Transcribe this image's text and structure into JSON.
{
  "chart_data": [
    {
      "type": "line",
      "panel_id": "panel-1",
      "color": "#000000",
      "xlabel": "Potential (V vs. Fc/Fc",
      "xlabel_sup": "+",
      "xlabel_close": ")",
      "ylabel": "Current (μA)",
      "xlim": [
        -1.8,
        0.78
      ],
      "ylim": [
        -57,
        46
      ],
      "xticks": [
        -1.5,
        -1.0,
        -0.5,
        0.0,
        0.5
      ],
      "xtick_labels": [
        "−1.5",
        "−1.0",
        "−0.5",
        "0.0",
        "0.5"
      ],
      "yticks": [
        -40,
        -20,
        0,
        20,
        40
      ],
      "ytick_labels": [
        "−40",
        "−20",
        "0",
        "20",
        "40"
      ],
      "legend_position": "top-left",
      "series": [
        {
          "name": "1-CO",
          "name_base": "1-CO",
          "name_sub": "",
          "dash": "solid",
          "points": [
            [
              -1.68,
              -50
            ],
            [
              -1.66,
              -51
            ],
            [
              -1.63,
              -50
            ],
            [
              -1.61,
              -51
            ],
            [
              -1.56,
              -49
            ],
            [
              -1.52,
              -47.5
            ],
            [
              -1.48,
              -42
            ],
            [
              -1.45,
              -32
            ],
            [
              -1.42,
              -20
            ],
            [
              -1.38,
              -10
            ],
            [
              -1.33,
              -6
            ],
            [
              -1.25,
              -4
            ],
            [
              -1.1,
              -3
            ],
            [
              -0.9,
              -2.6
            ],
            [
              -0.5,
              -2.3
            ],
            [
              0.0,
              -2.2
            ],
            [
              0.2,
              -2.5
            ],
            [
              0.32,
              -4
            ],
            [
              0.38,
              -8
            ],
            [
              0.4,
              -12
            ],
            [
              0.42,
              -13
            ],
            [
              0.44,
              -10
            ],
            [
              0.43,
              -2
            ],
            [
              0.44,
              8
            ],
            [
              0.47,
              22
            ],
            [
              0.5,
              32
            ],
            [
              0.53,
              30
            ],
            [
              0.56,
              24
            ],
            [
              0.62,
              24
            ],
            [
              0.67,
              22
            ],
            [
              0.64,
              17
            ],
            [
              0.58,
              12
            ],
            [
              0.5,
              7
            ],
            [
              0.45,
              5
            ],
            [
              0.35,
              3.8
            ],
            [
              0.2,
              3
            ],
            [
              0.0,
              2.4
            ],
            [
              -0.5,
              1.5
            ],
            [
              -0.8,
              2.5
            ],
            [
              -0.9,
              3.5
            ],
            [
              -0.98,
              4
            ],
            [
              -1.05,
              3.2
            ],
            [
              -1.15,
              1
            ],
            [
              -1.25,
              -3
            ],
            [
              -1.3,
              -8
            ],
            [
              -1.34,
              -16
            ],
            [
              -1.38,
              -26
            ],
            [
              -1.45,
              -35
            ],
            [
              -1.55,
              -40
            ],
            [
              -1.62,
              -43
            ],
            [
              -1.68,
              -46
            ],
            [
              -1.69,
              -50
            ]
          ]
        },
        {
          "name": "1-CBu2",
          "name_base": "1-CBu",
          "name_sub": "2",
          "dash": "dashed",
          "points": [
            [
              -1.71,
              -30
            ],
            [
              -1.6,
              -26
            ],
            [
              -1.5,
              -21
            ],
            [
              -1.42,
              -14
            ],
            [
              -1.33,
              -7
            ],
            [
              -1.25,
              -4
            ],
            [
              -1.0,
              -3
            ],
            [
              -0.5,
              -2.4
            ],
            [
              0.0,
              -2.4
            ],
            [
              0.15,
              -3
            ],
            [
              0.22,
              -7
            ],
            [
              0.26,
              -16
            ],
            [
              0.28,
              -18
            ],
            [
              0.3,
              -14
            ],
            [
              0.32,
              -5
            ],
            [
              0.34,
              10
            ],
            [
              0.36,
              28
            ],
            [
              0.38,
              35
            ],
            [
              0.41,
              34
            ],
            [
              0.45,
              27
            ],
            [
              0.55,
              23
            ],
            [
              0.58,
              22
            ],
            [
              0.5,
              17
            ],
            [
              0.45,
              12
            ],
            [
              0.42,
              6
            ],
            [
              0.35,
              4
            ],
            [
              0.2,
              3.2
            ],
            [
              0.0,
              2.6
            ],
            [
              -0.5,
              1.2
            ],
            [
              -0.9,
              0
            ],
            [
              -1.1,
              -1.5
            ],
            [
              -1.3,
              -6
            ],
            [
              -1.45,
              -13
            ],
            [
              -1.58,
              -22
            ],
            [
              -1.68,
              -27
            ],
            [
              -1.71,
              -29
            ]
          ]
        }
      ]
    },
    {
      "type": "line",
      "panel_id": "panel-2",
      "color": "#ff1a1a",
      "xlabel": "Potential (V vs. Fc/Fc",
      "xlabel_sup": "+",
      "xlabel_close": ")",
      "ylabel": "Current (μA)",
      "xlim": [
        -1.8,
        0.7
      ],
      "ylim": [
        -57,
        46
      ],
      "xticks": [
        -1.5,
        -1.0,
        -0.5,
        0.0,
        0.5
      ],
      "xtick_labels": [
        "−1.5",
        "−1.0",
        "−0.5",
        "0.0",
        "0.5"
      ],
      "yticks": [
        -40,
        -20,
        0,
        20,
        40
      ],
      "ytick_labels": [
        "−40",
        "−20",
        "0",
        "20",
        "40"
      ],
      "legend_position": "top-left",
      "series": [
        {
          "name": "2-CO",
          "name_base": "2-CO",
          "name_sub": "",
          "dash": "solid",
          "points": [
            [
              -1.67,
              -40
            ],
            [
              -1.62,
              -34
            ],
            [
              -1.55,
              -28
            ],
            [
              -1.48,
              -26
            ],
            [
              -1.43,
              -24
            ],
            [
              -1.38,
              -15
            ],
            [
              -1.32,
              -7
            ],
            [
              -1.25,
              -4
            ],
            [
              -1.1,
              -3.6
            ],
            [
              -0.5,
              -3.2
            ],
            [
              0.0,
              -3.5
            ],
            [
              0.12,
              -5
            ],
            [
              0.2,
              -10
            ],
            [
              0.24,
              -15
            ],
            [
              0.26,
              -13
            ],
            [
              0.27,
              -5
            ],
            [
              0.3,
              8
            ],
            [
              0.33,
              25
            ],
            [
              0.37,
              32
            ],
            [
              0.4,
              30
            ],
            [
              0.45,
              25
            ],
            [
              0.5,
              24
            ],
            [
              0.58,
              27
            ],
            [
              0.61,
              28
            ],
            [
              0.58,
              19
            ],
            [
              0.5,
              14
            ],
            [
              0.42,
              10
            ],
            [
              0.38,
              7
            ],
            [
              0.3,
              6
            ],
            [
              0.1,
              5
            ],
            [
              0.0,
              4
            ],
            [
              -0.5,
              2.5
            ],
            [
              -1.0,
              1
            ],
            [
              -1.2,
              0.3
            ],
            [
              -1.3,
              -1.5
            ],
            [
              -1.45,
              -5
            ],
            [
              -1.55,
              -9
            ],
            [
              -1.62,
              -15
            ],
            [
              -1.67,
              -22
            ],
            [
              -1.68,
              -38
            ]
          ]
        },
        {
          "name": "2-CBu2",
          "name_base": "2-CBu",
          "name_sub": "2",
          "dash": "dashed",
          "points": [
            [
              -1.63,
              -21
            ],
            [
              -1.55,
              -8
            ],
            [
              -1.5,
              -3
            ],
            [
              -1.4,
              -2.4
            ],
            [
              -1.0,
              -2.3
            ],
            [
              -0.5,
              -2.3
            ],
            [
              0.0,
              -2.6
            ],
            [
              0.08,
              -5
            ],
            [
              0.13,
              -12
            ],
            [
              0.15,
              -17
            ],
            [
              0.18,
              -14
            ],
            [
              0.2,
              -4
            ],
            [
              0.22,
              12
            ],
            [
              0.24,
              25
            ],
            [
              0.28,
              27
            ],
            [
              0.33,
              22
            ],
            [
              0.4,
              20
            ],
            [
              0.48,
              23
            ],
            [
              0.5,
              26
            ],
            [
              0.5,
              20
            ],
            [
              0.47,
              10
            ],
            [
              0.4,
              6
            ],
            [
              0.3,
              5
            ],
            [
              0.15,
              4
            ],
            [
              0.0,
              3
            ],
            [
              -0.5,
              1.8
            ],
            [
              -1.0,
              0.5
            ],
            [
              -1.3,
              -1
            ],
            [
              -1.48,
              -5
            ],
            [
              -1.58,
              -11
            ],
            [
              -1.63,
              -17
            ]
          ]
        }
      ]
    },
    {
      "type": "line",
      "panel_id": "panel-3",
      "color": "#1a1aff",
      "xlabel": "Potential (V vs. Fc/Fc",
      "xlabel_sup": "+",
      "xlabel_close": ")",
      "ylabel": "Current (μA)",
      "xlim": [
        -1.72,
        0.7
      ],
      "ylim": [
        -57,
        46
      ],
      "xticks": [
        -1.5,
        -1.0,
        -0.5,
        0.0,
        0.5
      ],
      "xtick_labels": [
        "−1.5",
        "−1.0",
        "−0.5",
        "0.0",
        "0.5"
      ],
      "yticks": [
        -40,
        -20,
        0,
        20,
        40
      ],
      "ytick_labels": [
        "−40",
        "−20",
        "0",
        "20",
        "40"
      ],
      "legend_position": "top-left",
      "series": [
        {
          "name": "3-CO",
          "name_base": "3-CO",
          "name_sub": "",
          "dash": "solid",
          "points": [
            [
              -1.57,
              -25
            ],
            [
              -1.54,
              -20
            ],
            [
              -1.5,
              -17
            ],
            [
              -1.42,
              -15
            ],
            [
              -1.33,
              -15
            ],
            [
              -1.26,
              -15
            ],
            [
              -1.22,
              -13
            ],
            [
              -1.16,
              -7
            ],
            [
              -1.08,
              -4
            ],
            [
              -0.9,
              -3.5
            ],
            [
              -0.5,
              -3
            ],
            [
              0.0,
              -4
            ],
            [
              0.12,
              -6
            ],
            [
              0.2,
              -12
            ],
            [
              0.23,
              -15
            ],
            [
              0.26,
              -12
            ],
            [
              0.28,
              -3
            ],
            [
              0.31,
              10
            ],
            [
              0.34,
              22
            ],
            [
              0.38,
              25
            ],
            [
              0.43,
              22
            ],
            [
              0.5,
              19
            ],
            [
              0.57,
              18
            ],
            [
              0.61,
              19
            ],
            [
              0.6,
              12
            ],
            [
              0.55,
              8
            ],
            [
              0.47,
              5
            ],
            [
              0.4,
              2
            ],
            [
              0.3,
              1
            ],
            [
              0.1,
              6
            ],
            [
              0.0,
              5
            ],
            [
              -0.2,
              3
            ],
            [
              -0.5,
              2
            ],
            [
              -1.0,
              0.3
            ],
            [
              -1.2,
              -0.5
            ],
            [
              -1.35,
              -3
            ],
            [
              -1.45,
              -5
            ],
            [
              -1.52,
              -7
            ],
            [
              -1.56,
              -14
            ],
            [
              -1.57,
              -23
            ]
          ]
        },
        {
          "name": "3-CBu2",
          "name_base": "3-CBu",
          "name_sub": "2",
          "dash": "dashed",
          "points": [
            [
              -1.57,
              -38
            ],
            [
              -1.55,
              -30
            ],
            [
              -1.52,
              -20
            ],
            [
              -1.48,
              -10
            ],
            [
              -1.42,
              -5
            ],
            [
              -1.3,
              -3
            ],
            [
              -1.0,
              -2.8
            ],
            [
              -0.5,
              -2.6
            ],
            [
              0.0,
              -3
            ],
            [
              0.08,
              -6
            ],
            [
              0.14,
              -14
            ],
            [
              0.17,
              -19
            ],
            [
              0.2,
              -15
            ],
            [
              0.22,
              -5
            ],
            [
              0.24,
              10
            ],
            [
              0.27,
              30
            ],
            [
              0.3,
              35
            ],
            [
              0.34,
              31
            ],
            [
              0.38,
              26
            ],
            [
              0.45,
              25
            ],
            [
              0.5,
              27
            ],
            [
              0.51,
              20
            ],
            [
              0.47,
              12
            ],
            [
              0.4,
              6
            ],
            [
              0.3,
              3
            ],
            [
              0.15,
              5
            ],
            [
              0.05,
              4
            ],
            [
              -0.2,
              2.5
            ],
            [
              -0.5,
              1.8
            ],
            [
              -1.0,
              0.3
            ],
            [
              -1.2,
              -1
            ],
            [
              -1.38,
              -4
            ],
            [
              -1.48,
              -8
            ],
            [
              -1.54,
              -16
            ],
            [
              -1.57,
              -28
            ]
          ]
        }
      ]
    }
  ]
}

━━━━━━━━━━━━━━━━━━━━

### The problem:
Pull out all lines in the data above that include "panel".

### Solution to the exercise:
      "panel_id": "panel-1",
      "panel_id": "panel-2",
      "panel_id": "panel-3",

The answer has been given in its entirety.